Pada jaman dahulu di Jepang, ada suatu kebiasaan yang dilakukan oleh seorang anak laki-laki terhadap ibunya yang sudah lanjut usia, yaitu membuang ibunya di tengah hutan belantara. Dan inilah yang dilakukan seorang anak laki-laki di suatu desa di Jepang. Menjelang usia senja ibunya, sang anak menawarkan kesiapan ibunya untuk dibuang tengah hutan. Sang ibu mengangguk dengan lemah karena rentanya. Pertanda ia siap kapan pun dibuang oleh sang anak. Dengan berlinang air mata, anak itu memeluk ibunya dengan perasaan sedih yang begitu mendalam. Namun dengan senyuman tulus, ibu itu hanya memandang mata sang anak.
Pada waktu yang telah mereka sepakati, sang anak menuntun tangan ibunya untuk diantarkan keluar rumah menuju hutan. Tangan lembut sang ibu memegang tangan sang anak. Tangan yang dulu digunakan untuk membelai lembut dan penuh kasih sayang kepada anaknya. Sentuhan lembut sang ibu membuat tangis sang anak pecah kembali. Tiba di halaman depan rumah, sang anak menggendong ibunya agar beliau tidak merasakan kelelahan menempuh perjalanan panjang ke hutan belantara.
Dalam gendongan sang anak, ibu terus memandang dengan kasih sayang diiringi senyuman lembutnya. Sang anak berusaha menguatkan hatinya dengan menatap ke depan meski banjir mata tak terbendung lagi. Hingga menjelang siang, sang anak yang menggendong ibunya telah berada di pinggir hutan. Pada sore harinya, keduanya telah sampai ke tengah hutan. Sang anak menurunkan ibu dari gendongannya.

════════

TUGAS ANDA ::
(a) Ringkaslah cerita tentang ibu dan anak di atas dalam dua kalimat.
(b) Tuliskan lanjutan cerita tentang ibu dan anak di atas, dimulai sesudah kalimat terakhirnya.

════════

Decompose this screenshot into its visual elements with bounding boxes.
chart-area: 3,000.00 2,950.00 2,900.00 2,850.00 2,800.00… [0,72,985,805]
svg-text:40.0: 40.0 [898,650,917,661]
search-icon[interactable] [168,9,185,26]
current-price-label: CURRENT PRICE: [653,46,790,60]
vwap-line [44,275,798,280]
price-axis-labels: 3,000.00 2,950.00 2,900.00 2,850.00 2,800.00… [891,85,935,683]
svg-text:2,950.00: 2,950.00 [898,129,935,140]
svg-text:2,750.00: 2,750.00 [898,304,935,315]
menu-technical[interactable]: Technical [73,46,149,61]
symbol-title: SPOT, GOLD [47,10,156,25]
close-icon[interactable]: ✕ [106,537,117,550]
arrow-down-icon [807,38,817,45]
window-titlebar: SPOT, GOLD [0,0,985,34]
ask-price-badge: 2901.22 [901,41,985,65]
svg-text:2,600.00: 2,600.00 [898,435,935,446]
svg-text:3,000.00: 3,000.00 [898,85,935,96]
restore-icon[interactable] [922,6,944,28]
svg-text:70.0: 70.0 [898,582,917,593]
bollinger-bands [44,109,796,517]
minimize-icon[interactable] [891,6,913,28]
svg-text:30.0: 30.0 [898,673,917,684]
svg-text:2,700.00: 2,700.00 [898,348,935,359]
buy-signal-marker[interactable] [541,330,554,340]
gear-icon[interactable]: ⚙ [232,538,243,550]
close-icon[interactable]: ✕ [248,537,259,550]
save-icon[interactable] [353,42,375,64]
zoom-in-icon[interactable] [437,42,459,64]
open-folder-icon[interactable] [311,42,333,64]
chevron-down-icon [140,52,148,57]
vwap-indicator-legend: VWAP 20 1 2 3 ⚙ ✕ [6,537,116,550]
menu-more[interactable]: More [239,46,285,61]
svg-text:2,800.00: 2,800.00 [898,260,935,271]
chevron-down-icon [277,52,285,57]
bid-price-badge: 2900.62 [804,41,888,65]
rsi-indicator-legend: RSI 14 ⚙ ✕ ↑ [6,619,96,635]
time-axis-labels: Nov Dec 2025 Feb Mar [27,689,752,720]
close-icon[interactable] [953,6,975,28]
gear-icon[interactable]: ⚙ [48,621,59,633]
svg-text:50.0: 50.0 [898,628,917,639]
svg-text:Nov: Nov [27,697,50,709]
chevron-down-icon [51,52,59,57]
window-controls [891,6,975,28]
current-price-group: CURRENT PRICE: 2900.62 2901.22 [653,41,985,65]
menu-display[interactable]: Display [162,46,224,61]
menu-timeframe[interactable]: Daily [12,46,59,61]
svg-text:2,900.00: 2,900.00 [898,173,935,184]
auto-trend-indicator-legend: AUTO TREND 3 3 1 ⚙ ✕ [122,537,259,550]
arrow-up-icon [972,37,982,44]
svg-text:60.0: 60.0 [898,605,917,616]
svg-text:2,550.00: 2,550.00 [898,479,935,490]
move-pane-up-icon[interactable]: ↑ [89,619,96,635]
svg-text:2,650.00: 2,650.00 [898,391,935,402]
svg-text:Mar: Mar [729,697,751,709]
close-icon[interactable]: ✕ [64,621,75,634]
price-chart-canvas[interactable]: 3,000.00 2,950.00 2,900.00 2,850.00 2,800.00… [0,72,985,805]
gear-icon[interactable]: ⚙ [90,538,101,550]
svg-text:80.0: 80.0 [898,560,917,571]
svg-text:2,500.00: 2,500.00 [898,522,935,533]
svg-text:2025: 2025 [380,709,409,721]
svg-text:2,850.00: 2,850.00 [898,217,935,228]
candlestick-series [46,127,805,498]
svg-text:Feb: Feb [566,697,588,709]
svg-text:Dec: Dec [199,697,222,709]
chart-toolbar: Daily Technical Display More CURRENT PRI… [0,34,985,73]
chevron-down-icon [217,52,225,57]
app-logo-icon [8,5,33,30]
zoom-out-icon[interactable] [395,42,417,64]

════════

JAWABAN YANG DIHARAPKAN ::
(a) Pada zaman dahulu di Jepang ada kebiasaan seorang anak laki-laki membuang ibunya yang sudah lanjut usia ke tengah hutan, dan seorang anak di sebuah desa menawarkan hal itu kepada ibunya, yang mengangguk lemah sebagai tanda siap. Pada waktu yang disepakati, sang anak sambil menangis menggendong ibunya dari rumah hingga tiba di tengah hutan pada sore hari lalu menurunkannya, sementara sang ibu terus memandangnya dengan kasih sayang dan senyuman lembut.

(b)
Ia menatap ibunya terakhir kali untuk ditinggalkannya. Hatinya bergejolak menahan langkahnya untuk pergi. Ia peluk erat ibunya dan mengucapkan terima kasih serta selamat tinggal untuk selamanya. Sang ibu berpesan, “Anakku sayang… ibu telah mematahkan ranting-ranting pepohonan semenjak kita memasuki hutan ini. Ibu berharap engkau dapat mengikuti ranting-ranting yang patah tadi agar tidak tersesat…”
Kalimat perpisahan sang ibu menyebabkan hatinya goyah. Ia kembali dekap sang ibu dan menggendongnya sambil berucap, “Ibu… begitu dalam sayangnya Ibu kepadaku… bahkan Ibu pun tak memikirkan tentang nasib Ibu sendiri malah memikirkan keselamatanku… Kasih sayangmu inilah yang membuatku menginginkan Ibu terus bersamaku selama hidup kita. Ibu akan kubawa pulang.”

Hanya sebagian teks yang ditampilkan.